TASK INSTRUCTIONS: Everything in the data should be repeated exactly, save for the images.

MATERIAL PROVIDED:
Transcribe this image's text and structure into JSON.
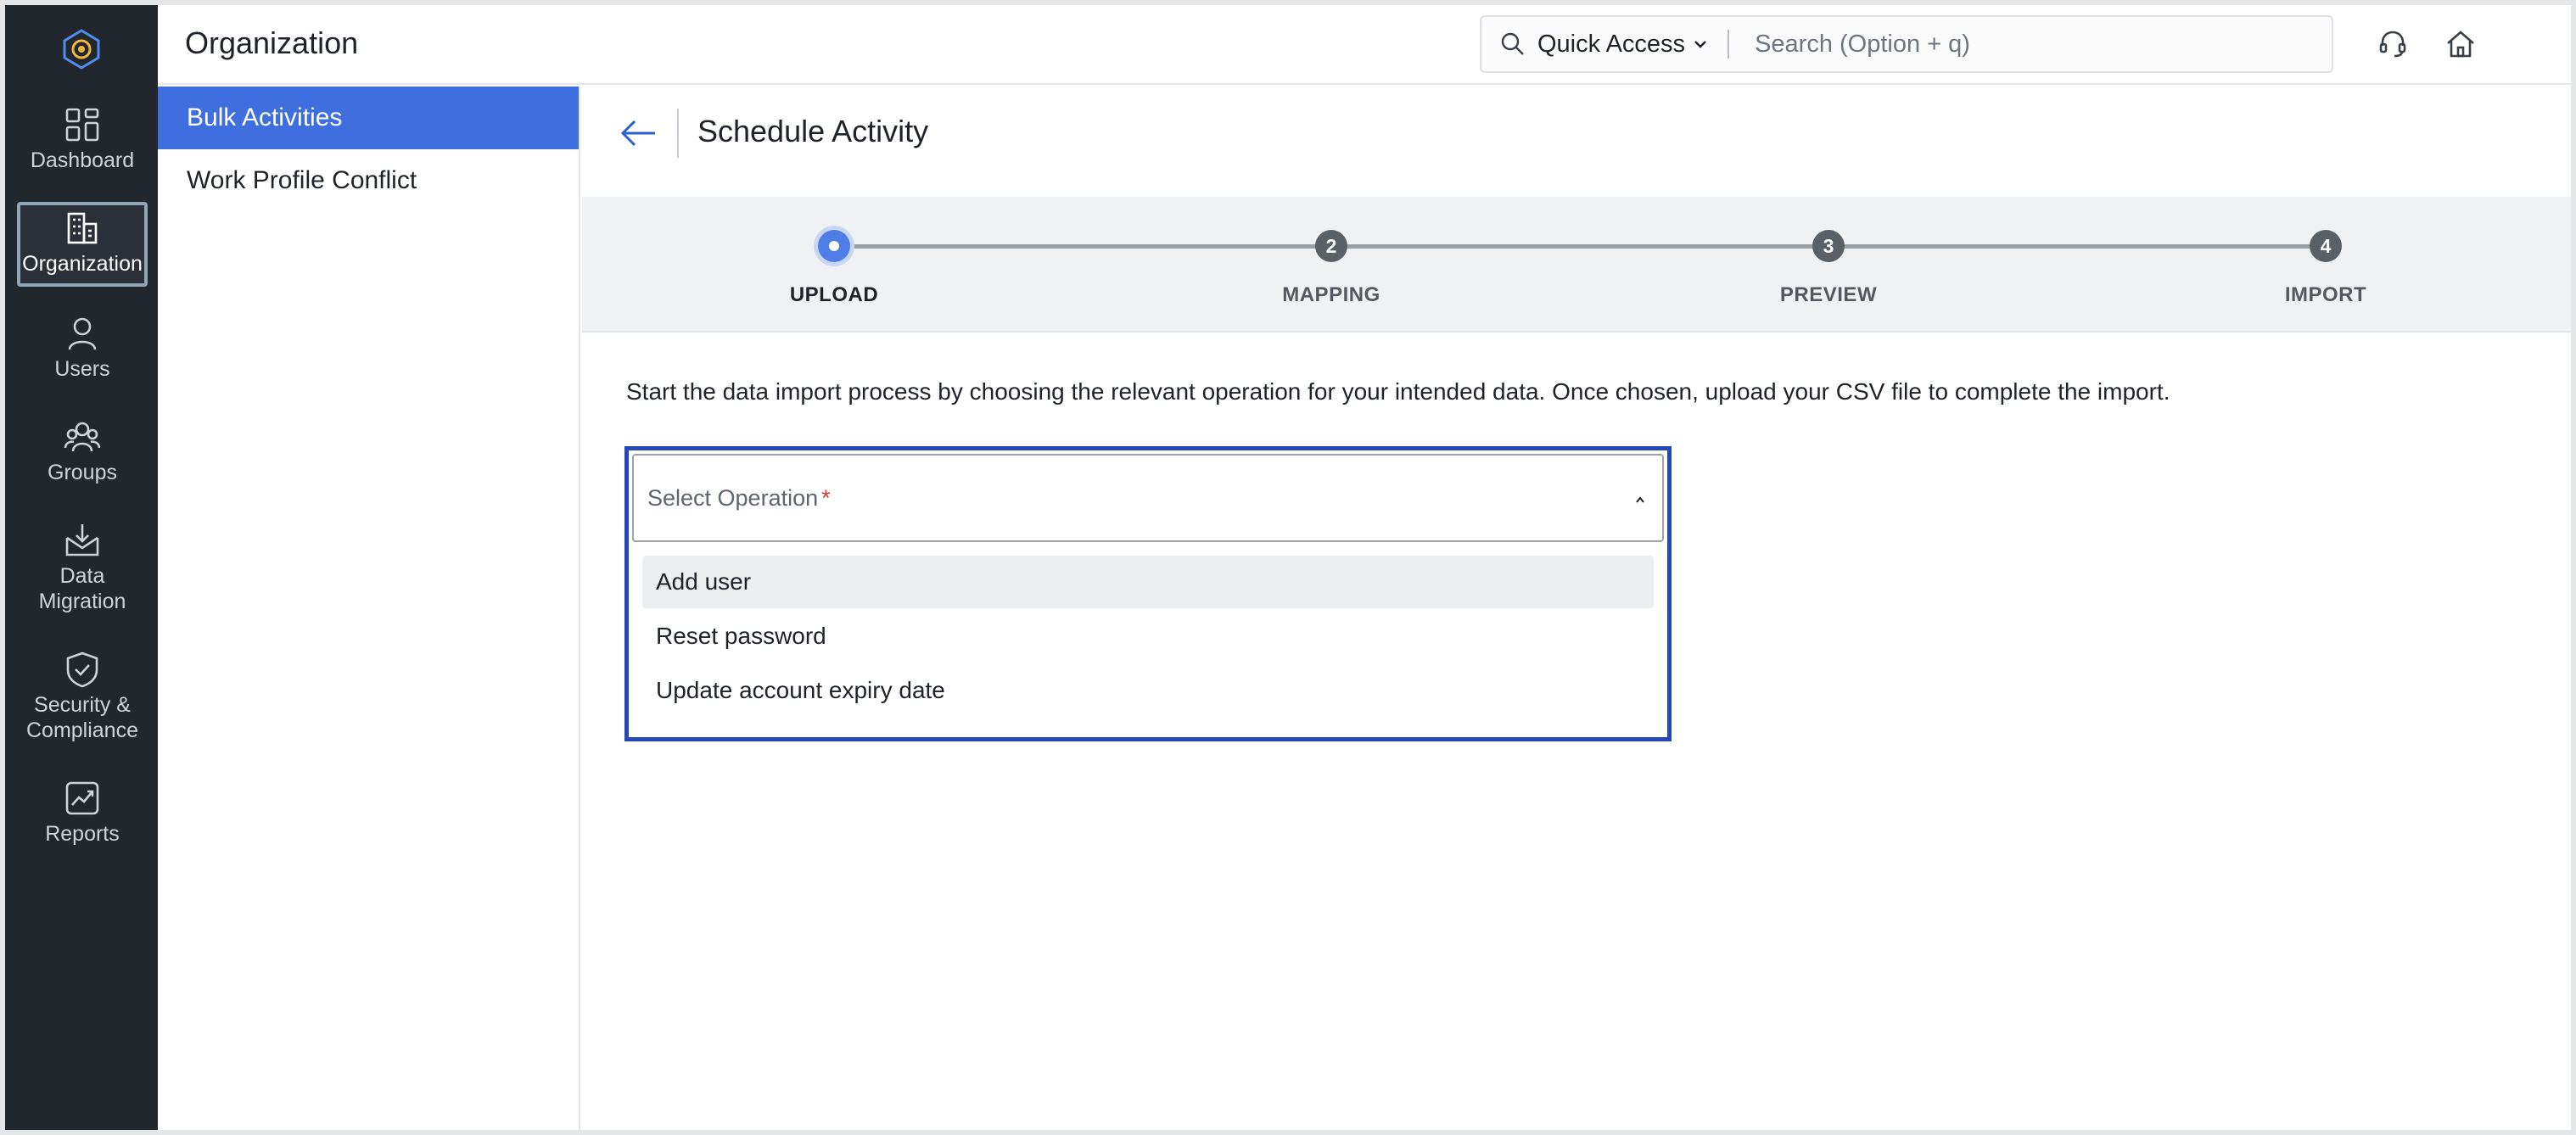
{
  "header": {
    "title": "Organization",
    "quick_access_label": "Quick Access",
    "search_placeholder": "Search (Option + q)"
  },
  "rail": {
    "items": [
      {
        "label": "Dashboard",
        "icon": "dashboard-icon"
      },
      {
        "label": "Organization",
        "icon": "building-icon",
        "active": true
      },
      {
        "label": "Users",
        "icon": "user-icon"
      },
      {
        "label": "Groups",
        "icon": "groups-icon"
      },
      {
        "label": "Data",
        "label2": "Migration",
        "icon": "data-migration-icon"
      },
      {
        "label": "Security &",
        "label2": "Compliance",
        "icon": "shield-check-icon"
      },
      {
        "label": "Reports",
        "icon": "reports-icon"
      }
    ]
  },
  "subnav": {
    "items": [
      {
        "label": "Bulk Activities",
        "active": true
      },
      {
        "label": "Work Profile Conflict"
      }
    ]
  },
  "page": {
    "title": "Schedule Activity",
    "intro": "Start the data import process by choosing the relevant operation for your intended data. Once chosen, upload your CSV file to complete the import."
  },
  "stepper": {
    "steps": [
      {
        "number": "",
        "label": "UPLOAD",
        "current": true
      },
      {
        "number": "2",
        "label": "MAPPING"
      },
      {
        "number": "3",
        "label": "PREVIEW"
      },
      {
        "number": "4",
        "label": "IMPORT"
      }
    ]
  },
  "operation": {
    "placeholder": "Select Operation",
    "required_mark": "*",
    "options": [
      "Add user",
      "Reset password",
      "Update account expiry date"
    ]
  },
  "colors": {
    "rail_bg": "#22262d",
    "accent": "#3f6ede",
    "focus_border": "#2348b7",
    "current_step": "#4f7de8"
  }
}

THE ANSWER:
Transcribe this image's text and structure into JSON.
{
  "header": {
    "title": "Organization",
    "quick_access_label": "Quick Access",
    "search_placeholder": "Search (Option + q)"
  },
  "rail": {
    "items": [
      {
        "label": "Dashboard",
        "icon": "dashboard-icon"
      },
      {
        "label": "Organization",
        "icon": "building-icon",
        "active": true
      },
      {
        "label": "Users",
        "icon": "user-icon"
      },
      {
        "label": "Groups",
        "icon": "groups-icon"
      },
      {
        "label": "Data",
        "label2": "Migration",
        "icon": "data-migration-icon"
      },
      {
        "label": "Security &",
        "label2": "Compliance",
        "icon": "shield-check-icon"
      },
      {
        "label": "Reports",
        "icon": "reports-icon"
      }
    ]
  },
  "subnav": {
    "items": [
      {
        "label": "Bulk Activities",
        "active": true
      },
      {
        "label": "Work Profile Conflict"
      }
    ]
  },
  "page": {
    "title": "Schedule Activity",
    "intro": "Start the data import process by choosing the relevant operation for your intended data. Once chosen, upload your CSV file to complete the import."
  },
  "stepper": {
    "steps": [
      {
        "number": "",
        "label": "UPLOAD",
        "current": true
      },
      {
        "number": "2",
        "label": "MAPPING"
      },
      {
        "number": "3",
        "label": "PREVIEW"
      },
      {
        "number": "4",
        "label": "IMPORT"
      }
    ]
  },
  "operation": {
    "placeholder": "Select Operation",
    "required_mark": "*",
    "options": [
      "Add user",
      "Reset password",
      "Update account expiry date"
    ]
  },
  "colors": {
    "rail_bg": "#22262d",
    "accent": "#3f6ede",
    "focus_border": "#2348b7",
    "current_step": "#4f7de8"
  }
}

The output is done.